Data extracted from a collection

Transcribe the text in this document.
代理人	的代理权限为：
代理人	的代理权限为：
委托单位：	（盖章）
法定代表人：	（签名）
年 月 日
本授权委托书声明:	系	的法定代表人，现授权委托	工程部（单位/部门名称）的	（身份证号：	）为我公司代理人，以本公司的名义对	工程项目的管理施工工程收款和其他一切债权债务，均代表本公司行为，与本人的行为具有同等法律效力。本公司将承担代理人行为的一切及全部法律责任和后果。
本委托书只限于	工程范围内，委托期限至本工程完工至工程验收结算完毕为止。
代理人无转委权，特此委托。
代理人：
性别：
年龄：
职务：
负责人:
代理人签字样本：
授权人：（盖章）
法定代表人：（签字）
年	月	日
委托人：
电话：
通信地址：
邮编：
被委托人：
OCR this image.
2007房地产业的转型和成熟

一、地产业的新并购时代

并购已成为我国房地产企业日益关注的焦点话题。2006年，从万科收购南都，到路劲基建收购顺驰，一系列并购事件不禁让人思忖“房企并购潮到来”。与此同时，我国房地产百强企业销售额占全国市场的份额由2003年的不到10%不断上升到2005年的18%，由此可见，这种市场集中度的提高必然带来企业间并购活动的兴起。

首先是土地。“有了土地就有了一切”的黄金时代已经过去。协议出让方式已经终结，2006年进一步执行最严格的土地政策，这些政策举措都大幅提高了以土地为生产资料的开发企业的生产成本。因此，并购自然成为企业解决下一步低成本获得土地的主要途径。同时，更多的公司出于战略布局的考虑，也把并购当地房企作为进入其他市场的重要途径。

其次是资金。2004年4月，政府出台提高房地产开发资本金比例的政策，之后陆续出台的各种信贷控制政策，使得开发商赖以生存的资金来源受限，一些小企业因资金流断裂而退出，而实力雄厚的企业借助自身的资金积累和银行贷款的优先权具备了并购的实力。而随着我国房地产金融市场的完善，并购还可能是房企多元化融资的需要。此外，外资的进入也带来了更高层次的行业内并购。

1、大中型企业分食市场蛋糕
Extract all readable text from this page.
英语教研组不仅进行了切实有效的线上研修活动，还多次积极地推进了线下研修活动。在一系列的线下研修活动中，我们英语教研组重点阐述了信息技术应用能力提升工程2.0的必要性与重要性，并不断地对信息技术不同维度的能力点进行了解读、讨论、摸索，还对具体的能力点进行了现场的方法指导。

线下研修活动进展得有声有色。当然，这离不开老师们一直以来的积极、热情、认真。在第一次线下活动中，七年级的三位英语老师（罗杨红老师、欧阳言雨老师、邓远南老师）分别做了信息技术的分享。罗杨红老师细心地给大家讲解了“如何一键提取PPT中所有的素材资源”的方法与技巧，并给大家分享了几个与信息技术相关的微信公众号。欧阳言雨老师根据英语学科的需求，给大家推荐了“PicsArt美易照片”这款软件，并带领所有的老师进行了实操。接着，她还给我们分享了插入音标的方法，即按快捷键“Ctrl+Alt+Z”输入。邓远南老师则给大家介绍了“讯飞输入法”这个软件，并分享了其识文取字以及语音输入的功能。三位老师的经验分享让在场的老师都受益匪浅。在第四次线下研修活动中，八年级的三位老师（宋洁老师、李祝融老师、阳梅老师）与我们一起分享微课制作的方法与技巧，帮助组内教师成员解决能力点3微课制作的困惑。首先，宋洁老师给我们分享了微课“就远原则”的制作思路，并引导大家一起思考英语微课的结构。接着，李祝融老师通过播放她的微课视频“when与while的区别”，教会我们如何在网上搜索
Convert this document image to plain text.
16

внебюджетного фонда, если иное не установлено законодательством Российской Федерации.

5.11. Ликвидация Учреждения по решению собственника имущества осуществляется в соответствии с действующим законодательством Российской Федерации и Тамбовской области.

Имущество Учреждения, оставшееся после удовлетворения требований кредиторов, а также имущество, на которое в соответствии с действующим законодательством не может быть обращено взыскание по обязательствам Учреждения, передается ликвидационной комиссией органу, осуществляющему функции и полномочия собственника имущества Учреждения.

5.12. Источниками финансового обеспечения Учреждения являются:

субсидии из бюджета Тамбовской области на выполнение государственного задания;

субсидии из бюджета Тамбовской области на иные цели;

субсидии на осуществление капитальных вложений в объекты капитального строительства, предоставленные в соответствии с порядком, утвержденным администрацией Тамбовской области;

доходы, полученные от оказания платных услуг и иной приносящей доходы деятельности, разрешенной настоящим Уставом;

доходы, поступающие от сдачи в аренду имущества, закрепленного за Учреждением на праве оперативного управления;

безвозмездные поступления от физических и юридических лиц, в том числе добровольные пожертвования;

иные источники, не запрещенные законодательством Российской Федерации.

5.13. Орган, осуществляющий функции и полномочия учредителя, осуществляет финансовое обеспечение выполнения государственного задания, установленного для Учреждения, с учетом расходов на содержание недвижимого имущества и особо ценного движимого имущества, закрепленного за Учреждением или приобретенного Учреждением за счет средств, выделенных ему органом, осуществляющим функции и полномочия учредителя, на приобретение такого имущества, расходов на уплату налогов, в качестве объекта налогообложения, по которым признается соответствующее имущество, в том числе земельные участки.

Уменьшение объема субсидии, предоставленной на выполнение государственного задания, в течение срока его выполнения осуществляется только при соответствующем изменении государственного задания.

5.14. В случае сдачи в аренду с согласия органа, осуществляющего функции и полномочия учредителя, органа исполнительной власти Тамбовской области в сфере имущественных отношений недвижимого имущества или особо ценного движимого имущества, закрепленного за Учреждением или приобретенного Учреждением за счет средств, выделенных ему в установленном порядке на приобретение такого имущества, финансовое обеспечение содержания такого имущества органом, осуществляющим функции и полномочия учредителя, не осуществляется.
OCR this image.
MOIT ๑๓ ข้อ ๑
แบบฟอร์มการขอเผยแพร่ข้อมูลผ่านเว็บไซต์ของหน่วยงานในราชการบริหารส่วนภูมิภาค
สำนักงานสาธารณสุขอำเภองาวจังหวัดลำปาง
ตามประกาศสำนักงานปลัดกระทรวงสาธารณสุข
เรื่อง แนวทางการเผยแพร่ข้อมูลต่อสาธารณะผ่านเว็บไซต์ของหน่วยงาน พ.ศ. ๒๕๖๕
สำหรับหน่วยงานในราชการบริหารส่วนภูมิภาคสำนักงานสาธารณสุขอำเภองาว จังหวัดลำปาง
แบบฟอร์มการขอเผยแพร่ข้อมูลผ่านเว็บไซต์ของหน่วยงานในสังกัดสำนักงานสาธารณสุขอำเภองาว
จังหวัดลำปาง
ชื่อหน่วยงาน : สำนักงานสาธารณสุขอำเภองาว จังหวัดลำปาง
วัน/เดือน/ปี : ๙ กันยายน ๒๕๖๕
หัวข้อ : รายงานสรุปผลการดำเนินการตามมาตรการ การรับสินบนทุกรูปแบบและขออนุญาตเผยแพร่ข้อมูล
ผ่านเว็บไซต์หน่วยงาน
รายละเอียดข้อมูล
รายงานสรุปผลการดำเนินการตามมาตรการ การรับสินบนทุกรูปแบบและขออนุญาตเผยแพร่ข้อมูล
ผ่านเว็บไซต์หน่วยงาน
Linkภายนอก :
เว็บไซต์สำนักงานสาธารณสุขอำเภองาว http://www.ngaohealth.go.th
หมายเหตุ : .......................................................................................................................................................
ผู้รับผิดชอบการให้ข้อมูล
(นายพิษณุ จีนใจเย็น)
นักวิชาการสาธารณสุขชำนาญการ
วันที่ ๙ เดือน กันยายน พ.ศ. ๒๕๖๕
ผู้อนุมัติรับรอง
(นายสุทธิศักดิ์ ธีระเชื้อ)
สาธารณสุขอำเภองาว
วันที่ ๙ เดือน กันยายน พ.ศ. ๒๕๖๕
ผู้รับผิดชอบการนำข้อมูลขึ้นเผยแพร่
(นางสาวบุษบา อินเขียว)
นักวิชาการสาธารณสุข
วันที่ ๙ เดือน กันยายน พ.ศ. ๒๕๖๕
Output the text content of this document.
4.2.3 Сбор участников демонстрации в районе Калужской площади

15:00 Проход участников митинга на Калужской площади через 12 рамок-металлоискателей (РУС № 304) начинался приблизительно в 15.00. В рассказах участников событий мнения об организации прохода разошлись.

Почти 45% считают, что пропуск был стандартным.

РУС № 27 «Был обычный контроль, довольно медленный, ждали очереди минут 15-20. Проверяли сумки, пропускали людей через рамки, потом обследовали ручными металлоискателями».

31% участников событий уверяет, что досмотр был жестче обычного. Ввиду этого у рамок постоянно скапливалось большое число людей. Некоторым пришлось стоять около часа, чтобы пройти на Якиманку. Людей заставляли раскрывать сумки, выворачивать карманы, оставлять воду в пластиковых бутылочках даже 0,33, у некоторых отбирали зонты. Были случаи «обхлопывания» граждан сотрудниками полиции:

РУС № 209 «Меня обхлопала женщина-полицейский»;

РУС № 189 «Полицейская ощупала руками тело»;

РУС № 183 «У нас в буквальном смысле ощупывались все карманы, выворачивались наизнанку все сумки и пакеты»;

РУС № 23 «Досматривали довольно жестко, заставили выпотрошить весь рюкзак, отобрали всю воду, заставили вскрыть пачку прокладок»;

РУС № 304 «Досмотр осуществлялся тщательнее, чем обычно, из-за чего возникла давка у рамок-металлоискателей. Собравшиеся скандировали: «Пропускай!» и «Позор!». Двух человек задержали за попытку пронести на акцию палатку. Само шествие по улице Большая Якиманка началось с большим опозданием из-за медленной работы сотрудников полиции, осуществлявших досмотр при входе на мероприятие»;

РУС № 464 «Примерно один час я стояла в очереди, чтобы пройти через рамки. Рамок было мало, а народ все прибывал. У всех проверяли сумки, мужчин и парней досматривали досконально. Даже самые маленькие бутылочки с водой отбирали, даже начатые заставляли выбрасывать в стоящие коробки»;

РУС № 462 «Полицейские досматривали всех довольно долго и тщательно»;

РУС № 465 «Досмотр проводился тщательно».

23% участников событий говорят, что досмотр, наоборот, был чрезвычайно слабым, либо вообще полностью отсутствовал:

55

> **Given task**:
From the material above, count the lines that include "очереди" and give only the total.

> **Answer for the task**:
2